◆ TASK DIRECTIONS
Consider the records below. How many of their lines include the word "name"? State the number and nothing else.

(Extracts from a graphics dataset)
┄┄┄┄┄┄

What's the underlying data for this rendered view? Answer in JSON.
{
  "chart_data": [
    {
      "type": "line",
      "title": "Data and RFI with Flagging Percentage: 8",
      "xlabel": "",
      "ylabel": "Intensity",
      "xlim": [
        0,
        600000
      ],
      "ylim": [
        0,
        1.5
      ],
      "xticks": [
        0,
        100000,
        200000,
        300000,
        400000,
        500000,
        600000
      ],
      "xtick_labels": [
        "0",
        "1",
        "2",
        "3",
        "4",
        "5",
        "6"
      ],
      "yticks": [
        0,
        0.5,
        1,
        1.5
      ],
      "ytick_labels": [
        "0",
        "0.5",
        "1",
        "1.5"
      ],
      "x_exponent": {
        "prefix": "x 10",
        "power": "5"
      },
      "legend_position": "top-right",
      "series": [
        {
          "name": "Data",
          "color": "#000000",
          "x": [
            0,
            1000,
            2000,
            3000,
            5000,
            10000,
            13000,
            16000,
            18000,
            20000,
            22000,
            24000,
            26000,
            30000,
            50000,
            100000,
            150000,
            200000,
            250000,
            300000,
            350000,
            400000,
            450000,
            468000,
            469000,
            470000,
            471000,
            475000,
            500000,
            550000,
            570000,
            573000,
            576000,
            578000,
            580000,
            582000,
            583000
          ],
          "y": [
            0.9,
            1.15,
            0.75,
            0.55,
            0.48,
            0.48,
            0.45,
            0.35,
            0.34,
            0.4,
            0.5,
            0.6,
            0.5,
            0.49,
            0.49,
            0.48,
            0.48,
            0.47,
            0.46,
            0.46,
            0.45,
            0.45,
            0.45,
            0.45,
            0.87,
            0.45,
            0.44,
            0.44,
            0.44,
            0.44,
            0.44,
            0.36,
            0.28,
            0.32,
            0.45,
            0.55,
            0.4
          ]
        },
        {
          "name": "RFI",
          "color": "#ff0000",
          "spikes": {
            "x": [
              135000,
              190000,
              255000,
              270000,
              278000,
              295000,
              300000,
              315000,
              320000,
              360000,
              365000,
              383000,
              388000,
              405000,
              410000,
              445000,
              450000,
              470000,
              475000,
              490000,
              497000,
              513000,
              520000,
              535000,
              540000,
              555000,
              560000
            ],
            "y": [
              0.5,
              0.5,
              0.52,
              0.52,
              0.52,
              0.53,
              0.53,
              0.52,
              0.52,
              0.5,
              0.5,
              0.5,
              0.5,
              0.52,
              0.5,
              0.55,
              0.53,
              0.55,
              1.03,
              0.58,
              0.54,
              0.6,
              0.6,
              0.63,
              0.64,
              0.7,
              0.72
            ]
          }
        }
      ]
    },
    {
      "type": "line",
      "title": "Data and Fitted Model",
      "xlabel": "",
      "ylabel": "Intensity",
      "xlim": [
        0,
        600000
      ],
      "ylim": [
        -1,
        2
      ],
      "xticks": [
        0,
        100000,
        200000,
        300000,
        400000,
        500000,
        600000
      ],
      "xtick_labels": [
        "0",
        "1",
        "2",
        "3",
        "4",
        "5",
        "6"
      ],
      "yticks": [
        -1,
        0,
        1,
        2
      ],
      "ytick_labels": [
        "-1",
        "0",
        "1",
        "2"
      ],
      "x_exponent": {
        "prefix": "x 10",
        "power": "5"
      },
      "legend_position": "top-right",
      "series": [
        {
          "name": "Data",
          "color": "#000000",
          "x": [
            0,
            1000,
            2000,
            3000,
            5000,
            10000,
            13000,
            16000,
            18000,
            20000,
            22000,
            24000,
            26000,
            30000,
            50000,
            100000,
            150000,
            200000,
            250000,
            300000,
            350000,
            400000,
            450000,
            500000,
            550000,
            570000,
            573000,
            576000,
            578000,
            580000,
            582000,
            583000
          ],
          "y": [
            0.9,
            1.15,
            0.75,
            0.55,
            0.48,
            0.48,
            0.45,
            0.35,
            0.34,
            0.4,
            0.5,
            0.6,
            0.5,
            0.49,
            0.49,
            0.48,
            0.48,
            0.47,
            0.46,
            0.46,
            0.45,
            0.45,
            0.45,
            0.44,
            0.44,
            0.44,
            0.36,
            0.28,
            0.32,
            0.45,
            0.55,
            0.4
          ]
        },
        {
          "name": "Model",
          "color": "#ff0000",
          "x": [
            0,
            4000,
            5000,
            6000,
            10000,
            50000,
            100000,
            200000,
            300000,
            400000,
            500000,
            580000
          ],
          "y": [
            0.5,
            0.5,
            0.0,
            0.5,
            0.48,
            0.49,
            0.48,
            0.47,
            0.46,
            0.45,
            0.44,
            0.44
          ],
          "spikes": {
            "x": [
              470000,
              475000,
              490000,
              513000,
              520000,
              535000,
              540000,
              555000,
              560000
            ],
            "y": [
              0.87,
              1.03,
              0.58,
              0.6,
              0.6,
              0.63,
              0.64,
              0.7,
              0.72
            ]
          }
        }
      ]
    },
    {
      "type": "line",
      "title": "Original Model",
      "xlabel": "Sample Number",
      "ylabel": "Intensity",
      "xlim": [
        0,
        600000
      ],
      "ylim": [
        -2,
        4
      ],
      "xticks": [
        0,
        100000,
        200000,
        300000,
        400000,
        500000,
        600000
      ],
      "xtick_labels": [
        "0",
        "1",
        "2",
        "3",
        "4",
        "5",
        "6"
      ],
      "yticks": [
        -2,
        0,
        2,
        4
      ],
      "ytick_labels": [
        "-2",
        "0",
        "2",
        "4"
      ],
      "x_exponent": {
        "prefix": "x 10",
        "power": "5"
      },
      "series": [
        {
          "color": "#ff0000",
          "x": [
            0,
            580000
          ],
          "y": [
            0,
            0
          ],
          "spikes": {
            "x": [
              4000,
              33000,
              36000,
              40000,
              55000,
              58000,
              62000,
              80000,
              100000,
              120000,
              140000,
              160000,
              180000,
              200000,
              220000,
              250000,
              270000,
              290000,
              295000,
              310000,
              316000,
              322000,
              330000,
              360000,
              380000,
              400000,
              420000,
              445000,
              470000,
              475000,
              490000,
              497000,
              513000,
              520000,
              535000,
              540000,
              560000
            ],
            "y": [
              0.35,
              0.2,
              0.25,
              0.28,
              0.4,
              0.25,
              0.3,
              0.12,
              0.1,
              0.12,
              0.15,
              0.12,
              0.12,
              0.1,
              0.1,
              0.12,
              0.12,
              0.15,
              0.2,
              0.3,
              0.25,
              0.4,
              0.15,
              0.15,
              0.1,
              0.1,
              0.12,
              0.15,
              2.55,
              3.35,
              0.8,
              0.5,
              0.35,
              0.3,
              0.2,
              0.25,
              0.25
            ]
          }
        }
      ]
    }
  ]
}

┄┄┄┄┄┄

◆ ANSWER TO THE TASK
4